* TASK DIRECTIONS *
From the entries below, copy every line that holds the word "Modul".

-- THE DATA start --

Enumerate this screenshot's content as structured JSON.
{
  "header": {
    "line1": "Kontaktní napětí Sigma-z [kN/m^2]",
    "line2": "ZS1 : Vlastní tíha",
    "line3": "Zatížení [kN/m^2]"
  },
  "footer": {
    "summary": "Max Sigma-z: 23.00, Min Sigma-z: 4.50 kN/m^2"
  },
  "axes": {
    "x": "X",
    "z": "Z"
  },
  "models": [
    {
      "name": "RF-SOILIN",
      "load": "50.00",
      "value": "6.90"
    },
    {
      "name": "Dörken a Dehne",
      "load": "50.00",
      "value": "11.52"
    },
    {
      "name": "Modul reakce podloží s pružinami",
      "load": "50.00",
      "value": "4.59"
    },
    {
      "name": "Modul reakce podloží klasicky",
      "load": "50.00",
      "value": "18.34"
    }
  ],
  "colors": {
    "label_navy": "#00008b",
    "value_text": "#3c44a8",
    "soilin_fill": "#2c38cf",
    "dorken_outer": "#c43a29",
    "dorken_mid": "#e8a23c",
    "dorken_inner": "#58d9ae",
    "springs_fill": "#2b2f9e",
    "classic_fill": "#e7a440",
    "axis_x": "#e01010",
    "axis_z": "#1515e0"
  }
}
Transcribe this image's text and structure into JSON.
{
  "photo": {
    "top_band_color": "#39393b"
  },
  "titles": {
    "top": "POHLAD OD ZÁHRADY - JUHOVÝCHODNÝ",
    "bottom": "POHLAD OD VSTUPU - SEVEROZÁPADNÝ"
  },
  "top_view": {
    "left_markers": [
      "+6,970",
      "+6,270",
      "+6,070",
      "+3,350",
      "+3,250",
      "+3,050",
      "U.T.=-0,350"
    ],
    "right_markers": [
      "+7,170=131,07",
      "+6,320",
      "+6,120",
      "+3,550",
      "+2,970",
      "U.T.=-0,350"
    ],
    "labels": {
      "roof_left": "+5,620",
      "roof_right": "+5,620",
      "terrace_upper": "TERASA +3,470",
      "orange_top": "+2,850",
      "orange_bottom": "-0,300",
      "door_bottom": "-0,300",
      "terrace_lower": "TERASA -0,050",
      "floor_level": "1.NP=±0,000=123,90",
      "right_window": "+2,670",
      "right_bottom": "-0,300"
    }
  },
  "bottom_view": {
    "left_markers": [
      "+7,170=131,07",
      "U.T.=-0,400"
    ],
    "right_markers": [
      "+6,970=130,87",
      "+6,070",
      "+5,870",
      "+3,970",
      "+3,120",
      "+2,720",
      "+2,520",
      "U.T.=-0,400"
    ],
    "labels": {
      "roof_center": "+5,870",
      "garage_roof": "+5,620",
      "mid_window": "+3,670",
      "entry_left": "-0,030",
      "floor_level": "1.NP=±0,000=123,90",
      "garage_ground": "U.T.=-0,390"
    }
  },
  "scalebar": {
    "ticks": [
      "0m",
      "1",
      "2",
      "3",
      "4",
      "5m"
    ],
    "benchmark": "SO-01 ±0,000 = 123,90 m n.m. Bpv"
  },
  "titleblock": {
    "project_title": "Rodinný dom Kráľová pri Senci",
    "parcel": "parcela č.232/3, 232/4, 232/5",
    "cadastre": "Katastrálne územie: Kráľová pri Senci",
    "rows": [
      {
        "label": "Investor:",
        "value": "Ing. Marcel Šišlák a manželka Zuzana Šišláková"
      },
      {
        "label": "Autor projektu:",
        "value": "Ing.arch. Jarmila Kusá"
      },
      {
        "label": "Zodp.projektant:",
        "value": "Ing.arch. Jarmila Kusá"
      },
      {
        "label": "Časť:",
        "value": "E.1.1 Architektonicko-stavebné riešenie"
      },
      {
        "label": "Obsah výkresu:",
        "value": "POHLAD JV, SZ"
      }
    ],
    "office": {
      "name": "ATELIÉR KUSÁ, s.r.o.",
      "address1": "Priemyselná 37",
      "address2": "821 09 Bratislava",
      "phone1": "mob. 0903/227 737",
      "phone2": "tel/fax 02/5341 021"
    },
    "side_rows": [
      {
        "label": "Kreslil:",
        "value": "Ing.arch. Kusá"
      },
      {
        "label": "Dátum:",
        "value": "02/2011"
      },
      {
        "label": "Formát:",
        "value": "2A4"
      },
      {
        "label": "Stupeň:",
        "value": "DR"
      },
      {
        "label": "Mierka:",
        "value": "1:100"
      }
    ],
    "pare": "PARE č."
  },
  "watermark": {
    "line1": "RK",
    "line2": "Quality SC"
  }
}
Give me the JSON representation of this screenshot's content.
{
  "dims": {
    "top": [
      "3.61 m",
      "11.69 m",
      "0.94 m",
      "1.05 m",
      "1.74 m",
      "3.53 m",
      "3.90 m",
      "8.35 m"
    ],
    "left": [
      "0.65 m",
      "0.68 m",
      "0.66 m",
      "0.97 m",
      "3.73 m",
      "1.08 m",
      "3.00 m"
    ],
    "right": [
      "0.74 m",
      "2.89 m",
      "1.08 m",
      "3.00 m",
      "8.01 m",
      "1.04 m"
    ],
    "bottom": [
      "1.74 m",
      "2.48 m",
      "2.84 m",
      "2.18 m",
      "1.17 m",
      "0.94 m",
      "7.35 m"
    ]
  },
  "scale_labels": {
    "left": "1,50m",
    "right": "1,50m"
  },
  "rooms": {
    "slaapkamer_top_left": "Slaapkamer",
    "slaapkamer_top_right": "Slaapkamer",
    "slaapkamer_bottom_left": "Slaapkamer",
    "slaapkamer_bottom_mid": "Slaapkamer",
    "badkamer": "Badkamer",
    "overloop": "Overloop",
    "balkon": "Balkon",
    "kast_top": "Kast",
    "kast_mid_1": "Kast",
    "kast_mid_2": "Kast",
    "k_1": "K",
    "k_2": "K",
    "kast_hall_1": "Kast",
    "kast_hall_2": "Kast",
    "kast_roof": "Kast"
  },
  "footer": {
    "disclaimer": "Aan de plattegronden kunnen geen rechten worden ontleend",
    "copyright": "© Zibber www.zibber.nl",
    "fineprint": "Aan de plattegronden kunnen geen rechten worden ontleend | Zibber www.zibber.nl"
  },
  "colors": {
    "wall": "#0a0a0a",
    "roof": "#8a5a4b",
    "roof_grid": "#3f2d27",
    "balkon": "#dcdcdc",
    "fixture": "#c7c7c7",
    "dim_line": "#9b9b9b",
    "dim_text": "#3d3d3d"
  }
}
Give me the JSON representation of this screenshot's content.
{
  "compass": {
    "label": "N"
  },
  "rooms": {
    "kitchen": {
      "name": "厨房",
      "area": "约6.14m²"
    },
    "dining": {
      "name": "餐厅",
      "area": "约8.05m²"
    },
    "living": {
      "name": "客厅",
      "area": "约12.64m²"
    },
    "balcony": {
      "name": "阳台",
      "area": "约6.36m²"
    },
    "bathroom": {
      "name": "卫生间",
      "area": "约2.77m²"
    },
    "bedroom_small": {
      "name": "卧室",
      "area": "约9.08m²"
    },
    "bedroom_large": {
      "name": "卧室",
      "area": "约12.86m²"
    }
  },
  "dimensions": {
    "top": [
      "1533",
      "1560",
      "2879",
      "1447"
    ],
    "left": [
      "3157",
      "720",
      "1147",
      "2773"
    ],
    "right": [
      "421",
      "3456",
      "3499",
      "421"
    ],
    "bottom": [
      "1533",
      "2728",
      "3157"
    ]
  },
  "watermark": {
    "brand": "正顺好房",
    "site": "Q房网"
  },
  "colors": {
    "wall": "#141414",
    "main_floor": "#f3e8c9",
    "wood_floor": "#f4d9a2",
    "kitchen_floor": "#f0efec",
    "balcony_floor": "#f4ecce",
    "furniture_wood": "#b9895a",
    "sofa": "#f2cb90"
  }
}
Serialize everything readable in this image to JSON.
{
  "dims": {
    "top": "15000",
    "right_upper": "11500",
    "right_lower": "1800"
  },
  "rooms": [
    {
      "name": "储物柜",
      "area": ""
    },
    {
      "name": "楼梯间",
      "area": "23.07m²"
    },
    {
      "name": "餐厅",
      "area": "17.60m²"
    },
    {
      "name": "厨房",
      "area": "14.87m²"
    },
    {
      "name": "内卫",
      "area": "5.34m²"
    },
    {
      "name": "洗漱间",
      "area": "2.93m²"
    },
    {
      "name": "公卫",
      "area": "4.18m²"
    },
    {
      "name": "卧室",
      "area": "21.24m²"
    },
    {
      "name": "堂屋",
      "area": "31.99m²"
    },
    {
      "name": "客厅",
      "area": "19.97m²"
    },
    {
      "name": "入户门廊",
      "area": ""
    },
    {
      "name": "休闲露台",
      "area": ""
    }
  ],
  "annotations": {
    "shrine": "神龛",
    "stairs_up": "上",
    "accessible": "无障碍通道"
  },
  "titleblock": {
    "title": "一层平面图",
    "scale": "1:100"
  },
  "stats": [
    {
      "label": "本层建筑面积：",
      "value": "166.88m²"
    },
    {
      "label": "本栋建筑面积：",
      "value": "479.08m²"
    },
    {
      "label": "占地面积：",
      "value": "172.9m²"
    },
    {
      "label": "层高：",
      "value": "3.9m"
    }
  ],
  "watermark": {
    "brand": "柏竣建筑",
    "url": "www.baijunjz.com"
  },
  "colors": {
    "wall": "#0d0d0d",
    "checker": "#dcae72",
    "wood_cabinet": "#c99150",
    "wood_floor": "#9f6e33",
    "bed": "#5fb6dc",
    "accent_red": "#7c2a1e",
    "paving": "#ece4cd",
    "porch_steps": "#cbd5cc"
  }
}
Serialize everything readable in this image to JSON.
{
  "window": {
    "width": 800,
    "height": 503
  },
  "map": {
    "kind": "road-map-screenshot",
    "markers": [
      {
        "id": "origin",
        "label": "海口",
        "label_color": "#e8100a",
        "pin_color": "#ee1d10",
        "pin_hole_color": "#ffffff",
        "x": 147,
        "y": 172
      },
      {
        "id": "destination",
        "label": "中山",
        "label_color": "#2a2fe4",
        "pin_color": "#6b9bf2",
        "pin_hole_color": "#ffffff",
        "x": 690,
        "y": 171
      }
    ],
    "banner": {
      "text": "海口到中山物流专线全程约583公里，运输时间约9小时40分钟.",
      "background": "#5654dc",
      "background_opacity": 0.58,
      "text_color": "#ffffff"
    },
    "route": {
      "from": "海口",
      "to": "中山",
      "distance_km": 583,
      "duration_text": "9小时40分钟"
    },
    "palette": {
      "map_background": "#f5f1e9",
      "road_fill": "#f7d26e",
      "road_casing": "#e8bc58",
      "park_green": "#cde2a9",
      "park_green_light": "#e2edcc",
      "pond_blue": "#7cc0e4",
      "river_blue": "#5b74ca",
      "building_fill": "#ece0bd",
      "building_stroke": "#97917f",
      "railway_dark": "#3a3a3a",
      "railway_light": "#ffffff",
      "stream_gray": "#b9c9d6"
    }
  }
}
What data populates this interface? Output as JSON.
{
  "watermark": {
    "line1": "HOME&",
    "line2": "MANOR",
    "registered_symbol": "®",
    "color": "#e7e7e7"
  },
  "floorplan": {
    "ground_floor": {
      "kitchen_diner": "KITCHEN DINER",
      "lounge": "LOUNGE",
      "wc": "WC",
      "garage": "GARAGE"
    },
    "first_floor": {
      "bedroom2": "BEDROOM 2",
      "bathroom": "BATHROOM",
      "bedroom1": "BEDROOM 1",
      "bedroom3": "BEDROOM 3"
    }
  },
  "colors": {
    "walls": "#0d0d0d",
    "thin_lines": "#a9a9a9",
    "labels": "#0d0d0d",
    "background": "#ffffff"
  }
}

-- THE DATA end --

* THE REPLY *
      "name": "Modul reakce podloží s pružinami",
      "name": "Modul reakce podloží klasicky",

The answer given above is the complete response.